** Your objective **
Find the lines with the string "牺牲玉帛" and return them.

** Records provided **

>> START

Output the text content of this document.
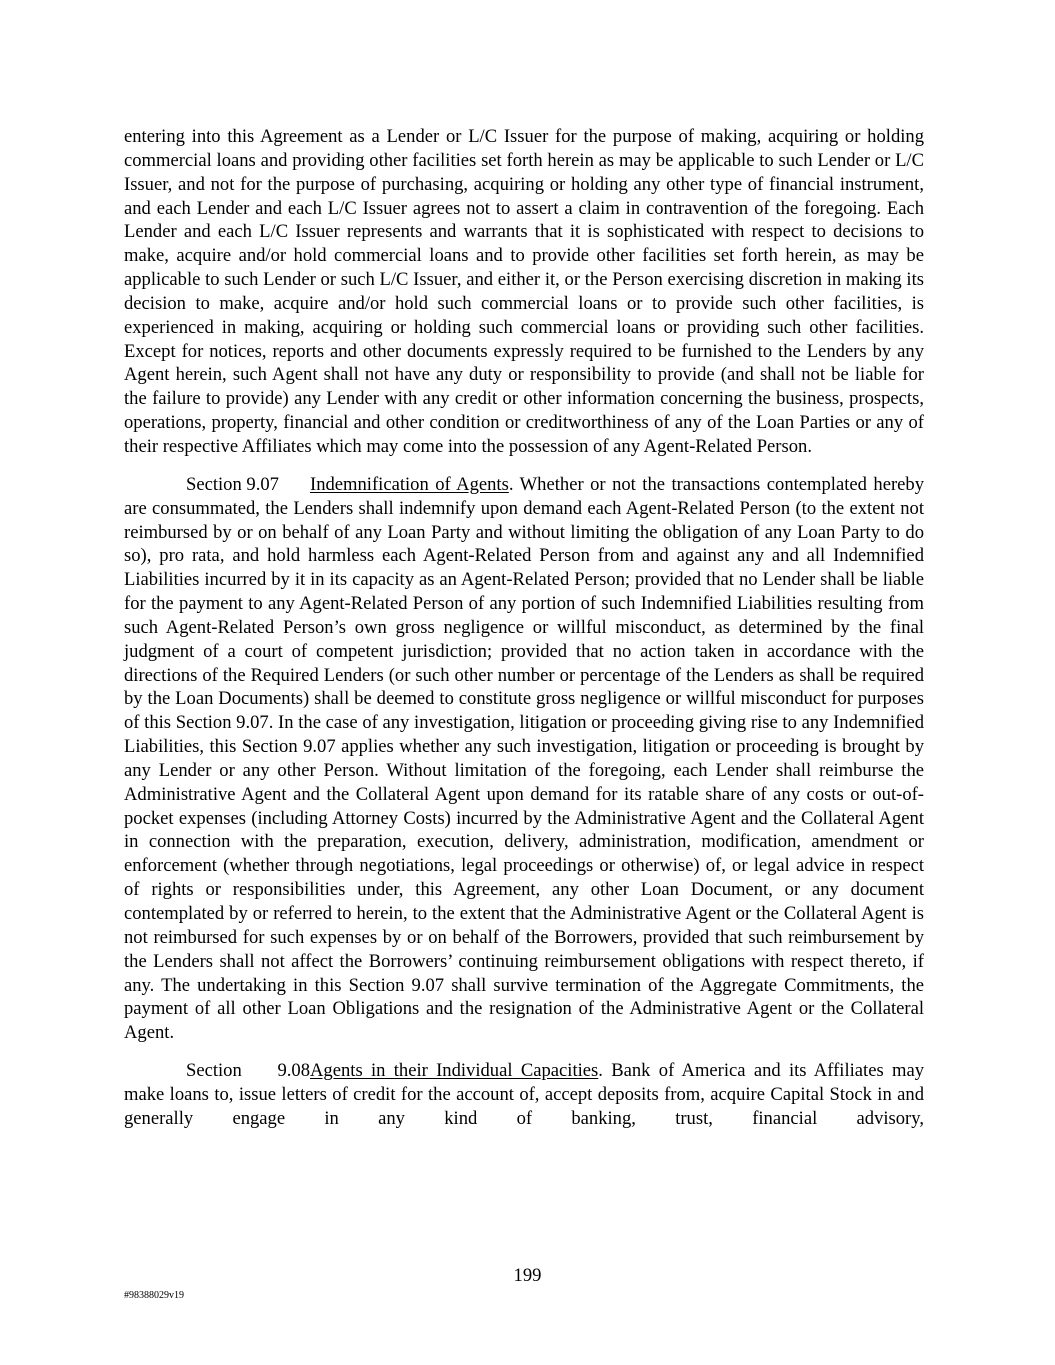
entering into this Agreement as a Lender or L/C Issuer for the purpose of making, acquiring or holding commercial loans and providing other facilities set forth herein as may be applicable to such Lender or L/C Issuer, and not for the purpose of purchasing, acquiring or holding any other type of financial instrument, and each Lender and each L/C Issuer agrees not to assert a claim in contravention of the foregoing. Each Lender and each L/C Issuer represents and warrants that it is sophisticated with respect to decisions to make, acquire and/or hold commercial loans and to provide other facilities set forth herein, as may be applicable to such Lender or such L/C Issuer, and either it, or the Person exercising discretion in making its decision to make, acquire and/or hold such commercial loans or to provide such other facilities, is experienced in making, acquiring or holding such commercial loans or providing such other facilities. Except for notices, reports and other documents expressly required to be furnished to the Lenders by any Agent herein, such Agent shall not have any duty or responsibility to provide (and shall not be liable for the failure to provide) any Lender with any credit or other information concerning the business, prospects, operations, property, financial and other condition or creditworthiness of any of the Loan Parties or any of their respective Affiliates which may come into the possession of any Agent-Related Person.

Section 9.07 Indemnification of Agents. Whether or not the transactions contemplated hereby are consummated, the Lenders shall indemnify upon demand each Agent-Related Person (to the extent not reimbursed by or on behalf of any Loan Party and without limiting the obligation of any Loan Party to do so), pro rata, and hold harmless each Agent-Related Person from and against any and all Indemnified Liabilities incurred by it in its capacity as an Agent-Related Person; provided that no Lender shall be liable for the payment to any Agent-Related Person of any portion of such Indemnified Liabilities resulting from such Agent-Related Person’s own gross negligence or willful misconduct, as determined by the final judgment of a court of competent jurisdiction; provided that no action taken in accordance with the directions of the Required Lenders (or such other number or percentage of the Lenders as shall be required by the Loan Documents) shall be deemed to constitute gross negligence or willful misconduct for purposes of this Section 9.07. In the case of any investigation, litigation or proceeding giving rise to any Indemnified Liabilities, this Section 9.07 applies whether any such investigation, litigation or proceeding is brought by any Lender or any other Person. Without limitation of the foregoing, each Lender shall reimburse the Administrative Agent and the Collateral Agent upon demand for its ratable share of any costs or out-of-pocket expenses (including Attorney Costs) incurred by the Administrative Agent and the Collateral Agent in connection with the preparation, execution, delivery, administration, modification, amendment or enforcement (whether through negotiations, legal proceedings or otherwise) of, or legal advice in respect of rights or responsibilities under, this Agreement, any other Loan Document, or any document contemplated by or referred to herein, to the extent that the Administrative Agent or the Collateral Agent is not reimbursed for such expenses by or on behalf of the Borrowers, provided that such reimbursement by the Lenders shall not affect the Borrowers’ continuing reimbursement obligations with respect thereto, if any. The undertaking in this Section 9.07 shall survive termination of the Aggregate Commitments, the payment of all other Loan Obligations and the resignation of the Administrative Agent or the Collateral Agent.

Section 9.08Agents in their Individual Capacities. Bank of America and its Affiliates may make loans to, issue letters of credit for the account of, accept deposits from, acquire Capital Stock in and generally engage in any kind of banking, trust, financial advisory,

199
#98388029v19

>> END
>> START

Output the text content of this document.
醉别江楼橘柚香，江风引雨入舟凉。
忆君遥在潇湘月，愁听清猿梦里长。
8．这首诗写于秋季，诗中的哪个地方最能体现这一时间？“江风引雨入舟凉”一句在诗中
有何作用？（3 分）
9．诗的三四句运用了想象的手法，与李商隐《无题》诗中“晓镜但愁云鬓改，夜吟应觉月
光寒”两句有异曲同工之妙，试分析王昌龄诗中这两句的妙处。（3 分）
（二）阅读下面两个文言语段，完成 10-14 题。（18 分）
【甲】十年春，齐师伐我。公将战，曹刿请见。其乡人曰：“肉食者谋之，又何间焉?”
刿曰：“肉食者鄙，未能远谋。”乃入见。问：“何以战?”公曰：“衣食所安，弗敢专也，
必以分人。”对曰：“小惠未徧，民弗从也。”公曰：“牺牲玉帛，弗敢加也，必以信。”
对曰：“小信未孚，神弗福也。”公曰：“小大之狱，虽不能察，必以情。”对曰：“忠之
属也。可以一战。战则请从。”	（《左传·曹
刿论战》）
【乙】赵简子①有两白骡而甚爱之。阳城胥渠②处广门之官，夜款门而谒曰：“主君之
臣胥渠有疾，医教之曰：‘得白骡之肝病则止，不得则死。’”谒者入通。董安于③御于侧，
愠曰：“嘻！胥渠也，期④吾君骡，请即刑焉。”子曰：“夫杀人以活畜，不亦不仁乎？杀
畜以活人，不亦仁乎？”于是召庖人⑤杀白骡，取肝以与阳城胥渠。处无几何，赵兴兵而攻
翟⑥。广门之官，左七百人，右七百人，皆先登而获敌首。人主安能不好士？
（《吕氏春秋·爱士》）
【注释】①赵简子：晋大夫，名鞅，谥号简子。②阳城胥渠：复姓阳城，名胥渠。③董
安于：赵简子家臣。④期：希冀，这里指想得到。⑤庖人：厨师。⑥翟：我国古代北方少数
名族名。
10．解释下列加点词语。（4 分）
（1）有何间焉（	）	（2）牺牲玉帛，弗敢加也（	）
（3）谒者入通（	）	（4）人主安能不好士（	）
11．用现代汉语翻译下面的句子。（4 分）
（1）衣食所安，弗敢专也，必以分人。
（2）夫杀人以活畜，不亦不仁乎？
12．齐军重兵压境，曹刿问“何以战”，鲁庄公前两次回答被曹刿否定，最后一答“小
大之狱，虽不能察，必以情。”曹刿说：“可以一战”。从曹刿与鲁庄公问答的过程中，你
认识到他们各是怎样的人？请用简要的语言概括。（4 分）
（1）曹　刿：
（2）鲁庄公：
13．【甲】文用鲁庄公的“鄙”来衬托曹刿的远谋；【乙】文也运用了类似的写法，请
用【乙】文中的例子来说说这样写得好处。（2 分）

>> END

** Final result **
必以分人。”对曰：“小惠未徧，民弗从也。”公曰：“牺牲玉帛，弗敢加也，必以信。”
（1）有何间焉（	）	（2）牺牲玉帛，弗敢加也（	）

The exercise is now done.